**DIRECTIONS FOR THIS TASK:** Return all of the entries exactly as written.

(Figure record listings)

Start

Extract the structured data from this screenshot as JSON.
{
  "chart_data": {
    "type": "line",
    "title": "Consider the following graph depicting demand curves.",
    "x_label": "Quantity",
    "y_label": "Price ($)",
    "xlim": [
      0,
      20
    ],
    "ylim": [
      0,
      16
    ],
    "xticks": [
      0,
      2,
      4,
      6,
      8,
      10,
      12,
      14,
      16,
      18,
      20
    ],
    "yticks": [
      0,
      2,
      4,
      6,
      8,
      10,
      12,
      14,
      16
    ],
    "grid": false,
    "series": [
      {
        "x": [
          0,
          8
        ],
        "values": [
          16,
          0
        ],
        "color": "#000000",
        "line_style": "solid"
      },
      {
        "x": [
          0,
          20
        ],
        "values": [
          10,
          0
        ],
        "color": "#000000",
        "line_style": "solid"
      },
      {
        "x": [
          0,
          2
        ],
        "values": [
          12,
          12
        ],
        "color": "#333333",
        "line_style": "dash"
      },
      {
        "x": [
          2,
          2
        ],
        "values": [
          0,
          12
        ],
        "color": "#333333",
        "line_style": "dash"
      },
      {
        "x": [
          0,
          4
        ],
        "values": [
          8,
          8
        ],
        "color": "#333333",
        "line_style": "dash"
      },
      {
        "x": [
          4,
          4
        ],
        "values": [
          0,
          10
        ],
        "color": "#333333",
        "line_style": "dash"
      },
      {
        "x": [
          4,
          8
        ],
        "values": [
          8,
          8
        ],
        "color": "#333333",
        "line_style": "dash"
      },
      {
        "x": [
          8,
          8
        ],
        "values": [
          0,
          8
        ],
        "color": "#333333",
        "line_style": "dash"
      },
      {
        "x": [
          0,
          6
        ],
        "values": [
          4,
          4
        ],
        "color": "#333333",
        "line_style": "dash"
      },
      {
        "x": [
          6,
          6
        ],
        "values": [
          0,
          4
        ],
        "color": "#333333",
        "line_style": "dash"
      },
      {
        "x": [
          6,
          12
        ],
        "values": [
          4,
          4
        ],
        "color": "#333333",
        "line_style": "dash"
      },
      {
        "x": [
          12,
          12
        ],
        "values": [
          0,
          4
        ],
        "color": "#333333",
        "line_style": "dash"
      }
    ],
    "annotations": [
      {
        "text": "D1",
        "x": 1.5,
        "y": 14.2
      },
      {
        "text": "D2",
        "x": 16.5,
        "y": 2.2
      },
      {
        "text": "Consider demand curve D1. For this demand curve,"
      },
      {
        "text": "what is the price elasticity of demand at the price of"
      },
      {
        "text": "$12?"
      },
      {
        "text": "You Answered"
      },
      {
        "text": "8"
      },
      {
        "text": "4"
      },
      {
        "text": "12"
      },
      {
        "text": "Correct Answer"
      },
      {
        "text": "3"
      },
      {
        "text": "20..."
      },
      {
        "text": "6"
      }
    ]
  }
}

End

**EXERCISE SOLUTION:**
Extract the structured data from this screenshot as JSON.
{
  "chart_data": {
    "type": "line",
    "title": "Consider the following graph depicting demand curves.",
    "x_label": "Quantity",
    "y_label": "Price ($)",
    "xlim": [
      0,
      20
    ],
    "ylim": [
      0,
      16
    ],
    "xticks": [
      0,
      2,
      4,
      6,
      8,
      10,
      12,
      14,
      16,
      18,
      20
    ],
    "yticks": [
      0,
      2,
      4,
      6,
      8,
      10,
      12,
      14,
      16
    ],
    "grid": false,
    "series": [
      {
        "x": [
          0,
          8
        ],
        "values": [
          16,
          0
        ],
        "color": "#000000",
        "line_style": "solid"
      },
      {
        "x": [
          0,
          20
        ],
        "values": [
          10,
          0
        ],
        "color": "#000000",
        "line_style": "solid"
      },
      {
        "x": [
          0,
          2
        ],
        "values": [
          12,
          12
        ],
        "color": "#333333",
        "line_style": "dash"
      },
      {
        "x": [
          2,
          2
        ],
        "values": [
          0,
          12
        ],
        "color": "#333333",
        "line_style": "dash"
      },
      {
        "x": [
          0,
          4
        ],
        "values": [
          8,
          8
        ],
        "color": "#333333",
        "line_style": "dash"
      },
      {
        "x": [
          4,
          4
        ],
        "values": [
          0,
          10
        ],
        "color": "#333333",
        "line_style": "dash"
      },
      {
        "x": [
          4,
          8
        ],
        "values": [
          8,
          8
        ],
        "color": "#333333",
        "line_style": "dash"
      },
      {
        "x": [
          8,
          8
        ],
        "values": [
          0,
          8
        ],
        "color": "#333333",
        "line_style": "dash"
      },
      {
        "x": [
          0,
          6
        ],
        "values": [
          4,
          4
        ],
        "color": "#333333",
        "line_style": "dash"
      },
      {
        "x": [
          6,
          6
        ],
        "values": [
          0,
          4
        ],
        "color": "#333333",
        "line_style": "dash"
      },
      {
        "x": [
          6,
          12
        ],
        "values": [
          4,
          4
        ],
        "color": "#333333",
        "line_style": "dash"
      },
      {
        "x": [
          12,
          12
        ],
        "values": [
          0,
          4
        ],
        "color": "#333333",
        "line_style": "dash"
      }
    ],
    "annotations": [
      {
        "text": "D1",
        "x": 1.5,
        "y": 14.2
      },
      {
        "text": "D2",
        "x": 16.5,
        "y": 2.2
      },
      {
        "text": "Consider demand curve D1. For this demand curve,"
      },
      {
        "text": "what is the price elasticity of demand at the price of"
      },
      {
        "text": "$12?"
      },
      {
        "text": "You Answered"
      },
      {
        "text": "8"
      },
      {
        "text": "4"
      },
      {
        "text": "12"
      },
      {
        "text": "Correct Answer"
      },
      {
        "text": "3"
      },
      {
        "text": "20..."
      },
      {
        "text": "6"
      }
    ]
  }
}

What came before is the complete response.